_Record set:_
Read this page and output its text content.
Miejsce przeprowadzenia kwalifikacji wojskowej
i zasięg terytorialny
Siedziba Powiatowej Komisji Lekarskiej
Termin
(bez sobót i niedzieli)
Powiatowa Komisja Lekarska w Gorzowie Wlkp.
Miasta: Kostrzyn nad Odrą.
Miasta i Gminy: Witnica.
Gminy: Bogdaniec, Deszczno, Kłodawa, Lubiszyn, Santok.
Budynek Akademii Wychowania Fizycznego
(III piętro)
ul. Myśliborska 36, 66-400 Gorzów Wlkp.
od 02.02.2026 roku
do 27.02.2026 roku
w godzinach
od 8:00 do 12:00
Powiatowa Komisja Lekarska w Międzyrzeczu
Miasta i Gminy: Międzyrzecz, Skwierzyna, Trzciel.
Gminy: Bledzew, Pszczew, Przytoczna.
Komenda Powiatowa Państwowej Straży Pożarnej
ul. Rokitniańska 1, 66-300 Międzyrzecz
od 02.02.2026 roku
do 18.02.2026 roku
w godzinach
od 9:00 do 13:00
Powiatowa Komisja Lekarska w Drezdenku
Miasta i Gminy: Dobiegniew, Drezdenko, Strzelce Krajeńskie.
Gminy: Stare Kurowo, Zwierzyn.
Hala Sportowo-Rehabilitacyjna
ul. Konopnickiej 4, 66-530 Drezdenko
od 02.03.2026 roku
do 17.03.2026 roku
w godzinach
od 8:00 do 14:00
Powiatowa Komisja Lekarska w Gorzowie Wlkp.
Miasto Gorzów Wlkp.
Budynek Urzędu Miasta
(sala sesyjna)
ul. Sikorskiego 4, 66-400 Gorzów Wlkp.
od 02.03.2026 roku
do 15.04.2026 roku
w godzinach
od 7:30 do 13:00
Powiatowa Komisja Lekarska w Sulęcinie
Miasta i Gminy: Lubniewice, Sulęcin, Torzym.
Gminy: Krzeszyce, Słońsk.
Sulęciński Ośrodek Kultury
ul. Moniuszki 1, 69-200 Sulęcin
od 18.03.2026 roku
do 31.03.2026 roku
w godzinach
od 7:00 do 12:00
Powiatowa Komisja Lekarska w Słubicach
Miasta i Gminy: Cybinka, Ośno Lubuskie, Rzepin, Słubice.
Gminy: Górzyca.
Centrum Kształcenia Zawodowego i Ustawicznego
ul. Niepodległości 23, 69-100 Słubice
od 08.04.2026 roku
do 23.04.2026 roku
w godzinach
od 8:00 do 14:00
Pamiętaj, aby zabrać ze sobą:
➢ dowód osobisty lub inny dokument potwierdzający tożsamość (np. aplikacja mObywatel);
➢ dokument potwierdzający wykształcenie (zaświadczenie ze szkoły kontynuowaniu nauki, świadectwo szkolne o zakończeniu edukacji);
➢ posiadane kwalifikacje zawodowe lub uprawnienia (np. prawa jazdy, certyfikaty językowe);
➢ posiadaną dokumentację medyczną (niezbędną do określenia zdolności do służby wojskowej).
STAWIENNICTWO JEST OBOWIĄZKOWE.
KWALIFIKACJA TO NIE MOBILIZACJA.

_Exercise task:_ What is the number of lines in the data that hold the string "Budynek"? Answer with the number only.

_Result of this exercise:_ 2